# Start of Excerpted records

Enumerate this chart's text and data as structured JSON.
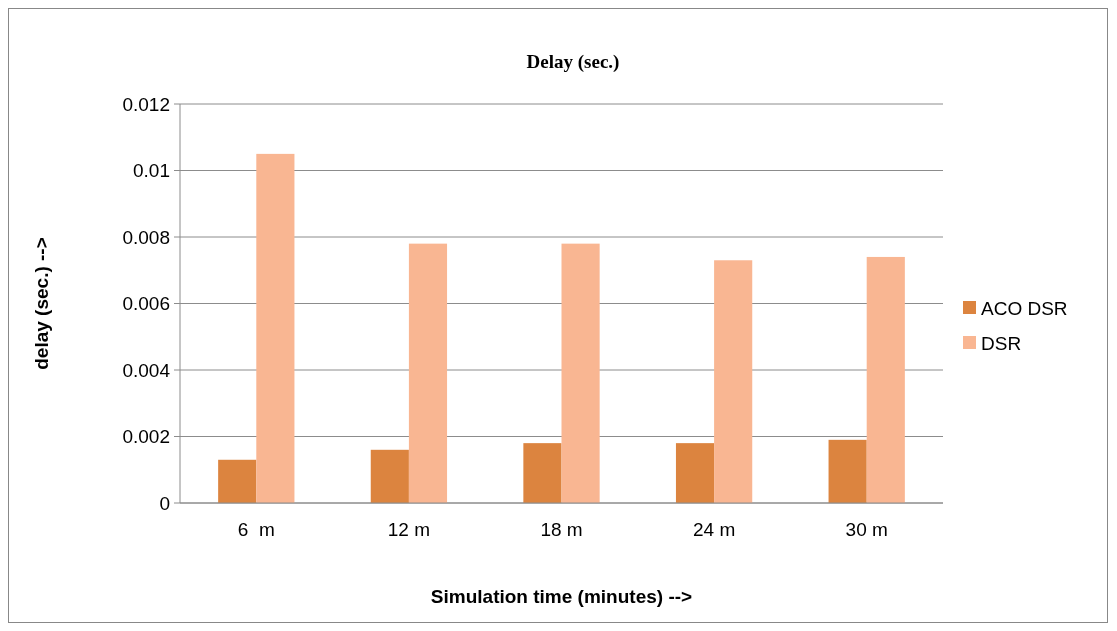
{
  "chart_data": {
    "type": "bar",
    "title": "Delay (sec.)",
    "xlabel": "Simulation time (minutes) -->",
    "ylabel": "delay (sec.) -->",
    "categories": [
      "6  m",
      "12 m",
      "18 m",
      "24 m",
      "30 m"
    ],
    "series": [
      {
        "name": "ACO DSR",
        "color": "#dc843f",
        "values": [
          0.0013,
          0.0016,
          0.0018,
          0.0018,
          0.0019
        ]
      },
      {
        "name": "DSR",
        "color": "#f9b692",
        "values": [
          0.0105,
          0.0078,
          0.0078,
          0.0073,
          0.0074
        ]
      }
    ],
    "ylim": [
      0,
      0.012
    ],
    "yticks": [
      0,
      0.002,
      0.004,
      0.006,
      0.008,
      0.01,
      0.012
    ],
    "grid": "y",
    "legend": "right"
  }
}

# End of Excerpted records
# Start of Excerpted records

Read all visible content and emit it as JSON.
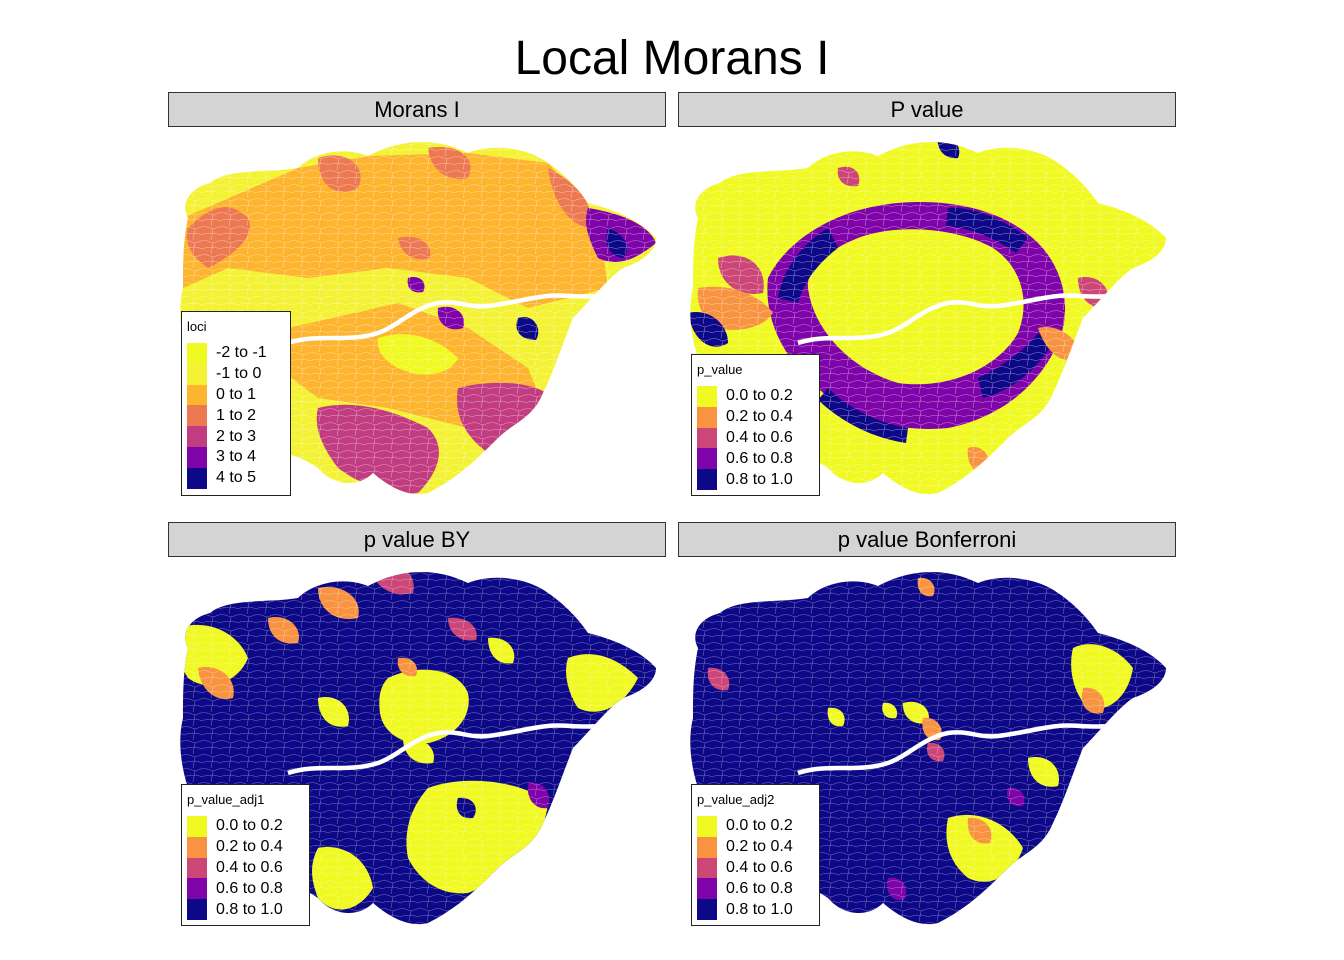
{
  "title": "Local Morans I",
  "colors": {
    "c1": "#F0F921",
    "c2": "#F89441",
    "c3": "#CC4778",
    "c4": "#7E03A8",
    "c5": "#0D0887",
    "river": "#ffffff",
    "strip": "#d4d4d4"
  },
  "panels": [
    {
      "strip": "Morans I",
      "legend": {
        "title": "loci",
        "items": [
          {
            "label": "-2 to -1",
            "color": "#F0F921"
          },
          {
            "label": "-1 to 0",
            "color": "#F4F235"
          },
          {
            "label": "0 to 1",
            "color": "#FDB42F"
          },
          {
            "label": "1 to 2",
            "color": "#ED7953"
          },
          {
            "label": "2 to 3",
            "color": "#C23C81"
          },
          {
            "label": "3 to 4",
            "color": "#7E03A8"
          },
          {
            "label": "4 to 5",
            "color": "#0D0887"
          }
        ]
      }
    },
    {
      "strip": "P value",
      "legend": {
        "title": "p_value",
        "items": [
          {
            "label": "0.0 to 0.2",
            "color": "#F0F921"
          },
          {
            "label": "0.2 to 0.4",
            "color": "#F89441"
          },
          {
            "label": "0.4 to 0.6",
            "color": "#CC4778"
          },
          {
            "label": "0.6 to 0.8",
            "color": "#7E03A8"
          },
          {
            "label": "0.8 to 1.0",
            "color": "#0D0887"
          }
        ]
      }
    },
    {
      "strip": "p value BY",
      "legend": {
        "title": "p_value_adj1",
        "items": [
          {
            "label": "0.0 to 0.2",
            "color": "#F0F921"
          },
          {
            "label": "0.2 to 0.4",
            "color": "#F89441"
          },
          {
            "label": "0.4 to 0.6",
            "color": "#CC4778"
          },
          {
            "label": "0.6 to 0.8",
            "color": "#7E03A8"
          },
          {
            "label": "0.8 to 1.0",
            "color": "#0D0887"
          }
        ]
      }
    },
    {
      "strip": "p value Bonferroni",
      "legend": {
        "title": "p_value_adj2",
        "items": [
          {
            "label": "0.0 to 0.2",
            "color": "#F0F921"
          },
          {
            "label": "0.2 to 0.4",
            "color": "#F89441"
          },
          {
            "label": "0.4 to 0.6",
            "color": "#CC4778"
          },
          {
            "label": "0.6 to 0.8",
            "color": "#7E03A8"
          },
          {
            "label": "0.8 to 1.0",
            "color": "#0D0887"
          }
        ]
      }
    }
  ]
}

# End of Excerpted records

§ Brief: Go through the entries and return each line where the word "title" appears.

§ Task response:
    "title": "Delay (sec.)",
  "title": "Local Morans I",
        "title": "loci",
        "title": "p_value",
        "title": "p_value_adj1",
        "title": "p_value_adj2",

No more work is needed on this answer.